[Do this]: Reproduce the rows verbatim from the first one through the row containing "y-gridlines — [80, 100, 1405, 360]", with both of those rows included.

╔══

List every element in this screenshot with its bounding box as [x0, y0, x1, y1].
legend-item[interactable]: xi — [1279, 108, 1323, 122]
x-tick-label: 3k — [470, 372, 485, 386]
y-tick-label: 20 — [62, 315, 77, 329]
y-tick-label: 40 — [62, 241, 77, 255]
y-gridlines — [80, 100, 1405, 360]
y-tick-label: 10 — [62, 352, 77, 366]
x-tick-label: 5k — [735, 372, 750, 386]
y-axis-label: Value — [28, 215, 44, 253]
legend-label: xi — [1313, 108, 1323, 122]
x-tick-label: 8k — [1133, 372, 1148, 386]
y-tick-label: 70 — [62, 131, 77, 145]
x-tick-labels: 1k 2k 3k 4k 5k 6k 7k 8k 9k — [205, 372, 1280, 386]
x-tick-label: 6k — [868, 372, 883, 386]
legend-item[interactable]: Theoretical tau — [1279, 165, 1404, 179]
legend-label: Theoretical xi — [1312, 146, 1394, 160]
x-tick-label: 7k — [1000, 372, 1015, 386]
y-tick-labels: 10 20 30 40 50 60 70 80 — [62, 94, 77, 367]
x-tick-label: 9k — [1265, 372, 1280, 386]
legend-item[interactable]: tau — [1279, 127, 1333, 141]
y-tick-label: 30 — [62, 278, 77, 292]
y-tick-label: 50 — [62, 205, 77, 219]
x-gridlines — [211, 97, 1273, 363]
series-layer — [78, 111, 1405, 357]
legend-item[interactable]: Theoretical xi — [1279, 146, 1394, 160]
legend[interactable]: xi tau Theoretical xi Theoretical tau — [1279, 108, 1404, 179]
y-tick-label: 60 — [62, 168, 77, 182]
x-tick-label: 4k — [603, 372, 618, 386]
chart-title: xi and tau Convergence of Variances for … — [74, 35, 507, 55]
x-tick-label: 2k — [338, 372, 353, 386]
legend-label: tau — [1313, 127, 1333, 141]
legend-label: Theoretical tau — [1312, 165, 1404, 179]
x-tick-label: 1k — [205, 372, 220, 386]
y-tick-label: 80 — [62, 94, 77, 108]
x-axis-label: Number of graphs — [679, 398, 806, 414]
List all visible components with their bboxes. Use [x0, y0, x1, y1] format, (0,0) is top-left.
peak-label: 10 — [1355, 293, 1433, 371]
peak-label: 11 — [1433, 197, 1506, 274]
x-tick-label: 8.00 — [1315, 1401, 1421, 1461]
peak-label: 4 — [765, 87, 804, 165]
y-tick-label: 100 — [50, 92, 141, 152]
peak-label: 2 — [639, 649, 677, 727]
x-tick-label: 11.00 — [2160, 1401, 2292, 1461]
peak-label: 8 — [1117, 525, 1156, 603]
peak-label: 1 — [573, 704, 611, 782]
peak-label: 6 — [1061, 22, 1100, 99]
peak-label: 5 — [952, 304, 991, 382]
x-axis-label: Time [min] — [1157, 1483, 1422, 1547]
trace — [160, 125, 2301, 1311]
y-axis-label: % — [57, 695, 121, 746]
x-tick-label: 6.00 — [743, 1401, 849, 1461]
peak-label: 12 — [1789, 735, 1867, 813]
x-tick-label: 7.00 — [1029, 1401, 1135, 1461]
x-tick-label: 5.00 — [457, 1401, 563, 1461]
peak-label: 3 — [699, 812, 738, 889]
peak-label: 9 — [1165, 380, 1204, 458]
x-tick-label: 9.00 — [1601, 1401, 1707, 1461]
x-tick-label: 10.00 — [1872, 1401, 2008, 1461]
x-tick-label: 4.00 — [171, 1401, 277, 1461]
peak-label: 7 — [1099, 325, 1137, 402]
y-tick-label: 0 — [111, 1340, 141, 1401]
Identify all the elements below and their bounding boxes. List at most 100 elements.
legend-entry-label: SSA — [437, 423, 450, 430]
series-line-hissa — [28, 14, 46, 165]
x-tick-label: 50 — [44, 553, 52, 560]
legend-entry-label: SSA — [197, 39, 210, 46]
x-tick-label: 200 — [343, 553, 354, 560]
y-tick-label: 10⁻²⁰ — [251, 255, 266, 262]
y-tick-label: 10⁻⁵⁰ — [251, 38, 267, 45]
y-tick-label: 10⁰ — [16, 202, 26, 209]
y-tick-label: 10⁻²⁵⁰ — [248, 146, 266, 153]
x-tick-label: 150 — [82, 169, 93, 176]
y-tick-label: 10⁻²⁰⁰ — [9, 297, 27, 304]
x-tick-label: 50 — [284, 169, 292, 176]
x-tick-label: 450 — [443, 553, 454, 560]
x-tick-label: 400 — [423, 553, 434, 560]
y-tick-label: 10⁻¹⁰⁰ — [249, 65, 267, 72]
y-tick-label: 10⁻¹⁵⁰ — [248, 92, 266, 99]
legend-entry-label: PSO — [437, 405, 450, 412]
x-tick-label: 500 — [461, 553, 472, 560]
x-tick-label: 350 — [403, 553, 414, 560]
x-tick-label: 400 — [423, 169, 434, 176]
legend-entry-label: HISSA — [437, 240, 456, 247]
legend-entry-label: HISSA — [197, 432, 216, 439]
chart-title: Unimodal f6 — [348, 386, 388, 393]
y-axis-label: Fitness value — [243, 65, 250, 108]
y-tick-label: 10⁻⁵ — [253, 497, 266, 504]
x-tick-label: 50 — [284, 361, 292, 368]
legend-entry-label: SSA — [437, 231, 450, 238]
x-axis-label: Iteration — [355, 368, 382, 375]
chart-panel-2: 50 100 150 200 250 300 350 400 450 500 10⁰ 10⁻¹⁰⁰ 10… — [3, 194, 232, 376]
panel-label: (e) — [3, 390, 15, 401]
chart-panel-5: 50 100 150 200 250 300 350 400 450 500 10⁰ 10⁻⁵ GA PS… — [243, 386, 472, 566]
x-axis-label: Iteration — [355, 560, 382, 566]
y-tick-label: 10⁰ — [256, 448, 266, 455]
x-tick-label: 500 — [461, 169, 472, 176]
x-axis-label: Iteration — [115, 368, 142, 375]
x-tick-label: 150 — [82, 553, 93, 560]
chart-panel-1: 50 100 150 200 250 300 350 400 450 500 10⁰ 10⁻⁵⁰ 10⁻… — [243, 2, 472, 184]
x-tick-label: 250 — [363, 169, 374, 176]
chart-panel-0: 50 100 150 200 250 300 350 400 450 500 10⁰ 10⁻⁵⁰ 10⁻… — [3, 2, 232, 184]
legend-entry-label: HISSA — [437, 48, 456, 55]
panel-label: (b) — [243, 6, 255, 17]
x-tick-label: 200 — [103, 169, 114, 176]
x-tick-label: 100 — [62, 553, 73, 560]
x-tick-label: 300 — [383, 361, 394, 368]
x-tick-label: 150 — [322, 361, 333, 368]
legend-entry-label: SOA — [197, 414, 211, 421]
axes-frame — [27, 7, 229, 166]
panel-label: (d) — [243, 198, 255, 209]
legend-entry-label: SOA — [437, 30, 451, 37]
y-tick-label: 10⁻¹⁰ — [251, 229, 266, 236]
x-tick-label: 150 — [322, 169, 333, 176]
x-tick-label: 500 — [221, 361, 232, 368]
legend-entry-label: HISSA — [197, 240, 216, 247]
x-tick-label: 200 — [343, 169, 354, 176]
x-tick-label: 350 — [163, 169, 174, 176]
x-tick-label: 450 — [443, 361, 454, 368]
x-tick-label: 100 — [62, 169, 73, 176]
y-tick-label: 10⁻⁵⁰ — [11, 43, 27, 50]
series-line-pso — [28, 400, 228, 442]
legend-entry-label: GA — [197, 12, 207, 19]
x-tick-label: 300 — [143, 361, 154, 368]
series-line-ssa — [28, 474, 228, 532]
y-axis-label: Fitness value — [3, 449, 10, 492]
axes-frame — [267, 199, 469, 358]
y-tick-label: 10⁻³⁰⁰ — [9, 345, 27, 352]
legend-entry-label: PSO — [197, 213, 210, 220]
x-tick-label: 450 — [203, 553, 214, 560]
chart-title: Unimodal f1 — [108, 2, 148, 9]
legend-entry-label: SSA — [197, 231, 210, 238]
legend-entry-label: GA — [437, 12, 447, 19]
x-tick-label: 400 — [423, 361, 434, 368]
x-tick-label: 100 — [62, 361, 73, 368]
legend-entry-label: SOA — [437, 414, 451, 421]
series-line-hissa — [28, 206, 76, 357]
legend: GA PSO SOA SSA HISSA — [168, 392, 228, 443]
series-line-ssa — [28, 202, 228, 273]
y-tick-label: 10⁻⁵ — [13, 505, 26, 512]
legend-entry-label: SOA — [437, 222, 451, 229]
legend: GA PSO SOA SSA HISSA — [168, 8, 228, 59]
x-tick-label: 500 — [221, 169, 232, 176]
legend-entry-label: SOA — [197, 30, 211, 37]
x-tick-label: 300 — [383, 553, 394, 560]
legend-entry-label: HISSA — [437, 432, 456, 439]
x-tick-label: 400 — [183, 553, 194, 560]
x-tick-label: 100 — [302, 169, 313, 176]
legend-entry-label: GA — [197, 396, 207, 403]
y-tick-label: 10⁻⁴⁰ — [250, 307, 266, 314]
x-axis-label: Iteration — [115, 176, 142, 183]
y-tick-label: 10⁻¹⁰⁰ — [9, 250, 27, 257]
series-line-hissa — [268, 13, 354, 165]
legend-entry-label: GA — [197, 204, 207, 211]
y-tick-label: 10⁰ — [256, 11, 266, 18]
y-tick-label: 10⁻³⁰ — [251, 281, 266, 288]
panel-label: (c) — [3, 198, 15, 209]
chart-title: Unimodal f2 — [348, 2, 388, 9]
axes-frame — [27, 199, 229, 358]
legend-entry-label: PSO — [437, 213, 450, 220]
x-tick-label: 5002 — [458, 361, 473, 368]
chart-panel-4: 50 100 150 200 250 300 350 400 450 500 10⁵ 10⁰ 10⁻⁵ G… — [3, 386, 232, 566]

╚══

[Answer to the task]:
List every element in this screenshot with its bounding box as [x0, y0, x1, y1].
legend-item[interactable]: xi — [1279, 108, 1323, 122]
x-tick-label: 3k — [470, 372, 485, 386]
y-tick-label: 20 — [62, 315, 77, 329]
y-tick-label: 40 — [62, 241, 77, 255]
y-gridlines — [80, 100, 1405, 360]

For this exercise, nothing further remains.